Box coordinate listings

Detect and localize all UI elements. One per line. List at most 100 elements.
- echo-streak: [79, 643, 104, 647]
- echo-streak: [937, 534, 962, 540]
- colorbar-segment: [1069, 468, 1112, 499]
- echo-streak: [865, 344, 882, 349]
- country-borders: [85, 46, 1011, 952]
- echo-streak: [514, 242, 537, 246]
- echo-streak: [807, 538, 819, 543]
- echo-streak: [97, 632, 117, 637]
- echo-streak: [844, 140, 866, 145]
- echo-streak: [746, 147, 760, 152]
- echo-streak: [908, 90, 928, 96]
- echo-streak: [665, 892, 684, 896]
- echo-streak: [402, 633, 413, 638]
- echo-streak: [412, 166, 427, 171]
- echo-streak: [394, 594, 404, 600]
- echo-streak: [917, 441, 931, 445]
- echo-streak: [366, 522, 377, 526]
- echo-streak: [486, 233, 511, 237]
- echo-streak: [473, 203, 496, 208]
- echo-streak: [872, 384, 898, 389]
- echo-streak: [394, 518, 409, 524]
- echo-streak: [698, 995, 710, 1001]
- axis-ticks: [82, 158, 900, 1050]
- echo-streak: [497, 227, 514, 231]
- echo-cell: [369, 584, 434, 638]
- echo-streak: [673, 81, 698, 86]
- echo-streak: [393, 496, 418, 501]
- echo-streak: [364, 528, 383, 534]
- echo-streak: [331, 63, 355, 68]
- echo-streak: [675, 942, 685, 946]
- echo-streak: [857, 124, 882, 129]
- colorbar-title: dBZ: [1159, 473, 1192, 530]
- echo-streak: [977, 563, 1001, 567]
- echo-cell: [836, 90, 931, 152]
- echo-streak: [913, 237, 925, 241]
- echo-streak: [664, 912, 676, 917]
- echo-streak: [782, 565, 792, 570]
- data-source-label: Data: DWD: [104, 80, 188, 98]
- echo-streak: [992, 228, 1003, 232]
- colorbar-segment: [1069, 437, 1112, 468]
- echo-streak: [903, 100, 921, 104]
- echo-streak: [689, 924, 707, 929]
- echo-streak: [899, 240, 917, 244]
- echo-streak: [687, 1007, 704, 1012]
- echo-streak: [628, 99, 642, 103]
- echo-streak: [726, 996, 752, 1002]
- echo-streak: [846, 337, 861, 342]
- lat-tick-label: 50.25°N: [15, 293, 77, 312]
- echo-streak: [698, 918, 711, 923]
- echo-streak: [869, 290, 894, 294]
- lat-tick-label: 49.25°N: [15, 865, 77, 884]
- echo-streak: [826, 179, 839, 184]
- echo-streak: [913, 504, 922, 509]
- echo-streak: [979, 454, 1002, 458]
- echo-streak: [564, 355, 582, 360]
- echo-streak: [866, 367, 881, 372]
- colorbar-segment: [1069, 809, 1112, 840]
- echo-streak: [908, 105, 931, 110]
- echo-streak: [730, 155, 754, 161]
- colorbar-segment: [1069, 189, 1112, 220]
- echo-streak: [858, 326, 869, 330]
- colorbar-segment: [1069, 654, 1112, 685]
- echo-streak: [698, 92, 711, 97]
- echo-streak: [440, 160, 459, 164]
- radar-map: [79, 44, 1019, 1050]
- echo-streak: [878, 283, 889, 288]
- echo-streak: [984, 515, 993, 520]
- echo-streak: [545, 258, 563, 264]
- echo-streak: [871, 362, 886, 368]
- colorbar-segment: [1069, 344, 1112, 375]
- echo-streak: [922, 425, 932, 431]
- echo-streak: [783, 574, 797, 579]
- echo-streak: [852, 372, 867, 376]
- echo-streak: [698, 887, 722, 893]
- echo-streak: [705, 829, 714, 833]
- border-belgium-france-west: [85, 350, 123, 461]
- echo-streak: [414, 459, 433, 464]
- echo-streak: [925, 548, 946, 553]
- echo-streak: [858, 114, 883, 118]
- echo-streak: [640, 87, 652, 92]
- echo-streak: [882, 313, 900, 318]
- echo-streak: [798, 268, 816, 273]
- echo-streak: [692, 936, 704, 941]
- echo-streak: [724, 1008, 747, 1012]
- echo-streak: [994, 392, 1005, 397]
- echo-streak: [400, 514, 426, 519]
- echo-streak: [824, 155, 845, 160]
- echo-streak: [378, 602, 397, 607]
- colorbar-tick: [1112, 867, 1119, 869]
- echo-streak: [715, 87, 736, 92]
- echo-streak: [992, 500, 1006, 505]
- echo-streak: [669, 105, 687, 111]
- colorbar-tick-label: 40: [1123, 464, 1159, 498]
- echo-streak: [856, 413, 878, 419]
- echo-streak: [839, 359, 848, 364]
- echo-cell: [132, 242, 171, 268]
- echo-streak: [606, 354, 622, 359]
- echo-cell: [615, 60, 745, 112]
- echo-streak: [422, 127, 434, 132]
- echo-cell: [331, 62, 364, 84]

Exercise brief
Copy the lines of the material from its first line through the line containing "- echo-streak: [412, 166, 427, 171]", both included.

Written solution
Detect and localize all UI elements. One per line. List at most 100 elements.
- echo-streak: [79, 643, 104, 647]
- echo-streak: [937, 534, 962, 540]
- colorbar-segment: [1069, 468, 1112, 499]
- echo-streak: [865, 344, 882, 349]
- country-borders: [85, 46, 1011, 952]
- echo-streak: [514, 242, 537, 246]
- echo-streak: [807, 538, 819, 543]
- echo-streak: [97, 632, 117, 637]
- echo-streak: [844, 140, 866, 145]
- echo-streak: [746, 147, 760, 152]
- echo-streak: [908, 90, 928, 96]
- echo-streak: [665, 892, 684, 896]
- echo-streak: [402, 633, 413, 638]
- echo-streak: [412, 166, 427, 171]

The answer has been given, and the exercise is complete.